Return the records exactly as they are.

____________________

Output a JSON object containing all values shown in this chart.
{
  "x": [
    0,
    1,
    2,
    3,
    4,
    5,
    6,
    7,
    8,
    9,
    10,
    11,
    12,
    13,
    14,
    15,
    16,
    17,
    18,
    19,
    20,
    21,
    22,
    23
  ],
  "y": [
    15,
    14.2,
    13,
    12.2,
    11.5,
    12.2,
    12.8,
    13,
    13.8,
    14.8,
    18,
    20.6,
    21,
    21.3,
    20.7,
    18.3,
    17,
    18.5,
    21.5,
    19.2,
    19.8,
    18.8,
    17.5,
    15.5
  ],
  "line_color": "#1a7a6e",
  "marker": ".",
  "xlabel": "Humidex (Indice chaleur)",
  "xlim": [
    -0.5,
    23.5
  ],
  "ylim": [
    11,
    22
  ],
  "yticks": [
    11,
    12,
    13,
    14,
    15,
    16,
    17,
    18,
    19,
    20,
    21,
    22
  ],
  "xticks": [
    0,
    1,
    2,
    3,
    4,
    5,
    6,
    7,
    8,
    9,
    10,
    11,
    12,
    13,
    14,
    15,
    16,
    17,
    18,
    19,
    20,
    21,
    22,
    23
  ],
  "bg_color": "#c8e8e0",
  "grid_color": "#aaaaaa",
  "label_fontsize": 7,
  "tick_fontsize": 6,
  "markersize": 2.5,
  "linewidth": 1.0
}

____________________

• **OUTPUT BELOW**:
Output a JSON object containing all values shown in this chart.
{
  "x": [
    0,
    1,
    2,
    3,
    4,
    5,
    6,
    7,
    8,
    9,
    10,
    11,
    12,
    13,
    14,
    15,
    16,
    17,
    18,
    19,
    20,
    21,
    22,
    23
  ],
  "y": [
    15,
    14.2,
    13,
    12.2,
    11.5,
    12.2,
    12.8,
    13,
    13.8,
    14.8,
    18,
    20.6,
    21,
    21.3,
    20.7,
    18.3,
    17,
    18.5,
    21.5,
    19.2,
    19.8,
    18.8,
    17.5,
    15.5
  ],
  "line_color": "#1a7a6e",
  "marker": ".",
  "xlabel": "Humidex (Indice chaleur)",
  "xlim": [
    -0.5,
    23.5
  ],
  "ylim": [
    11,
    22
  ],
  "yticks": [
    11,
    12,
    13,
    14,
    15,
    16,
    17,
    18,
    19,
    20,
    21,
    22
  ],
  "xticks": [
    0,
    1,
    2,
    3,
    4,
    5,
    6,
    7,
    8,
    9,
    10,
    11,
    12,
    13,
    14,
    15,
    16,
    17,
    18,
    19,
    20,
    21,
    22,
    23
  ],
  "bg_color": "#c8e8e0",
  "grid_color": "#aaaaaa",
  "label_fontsize": 7,
  "tick_fontsize": 6,
  "markersize": 2.5,
  "linewidth": 1.0
}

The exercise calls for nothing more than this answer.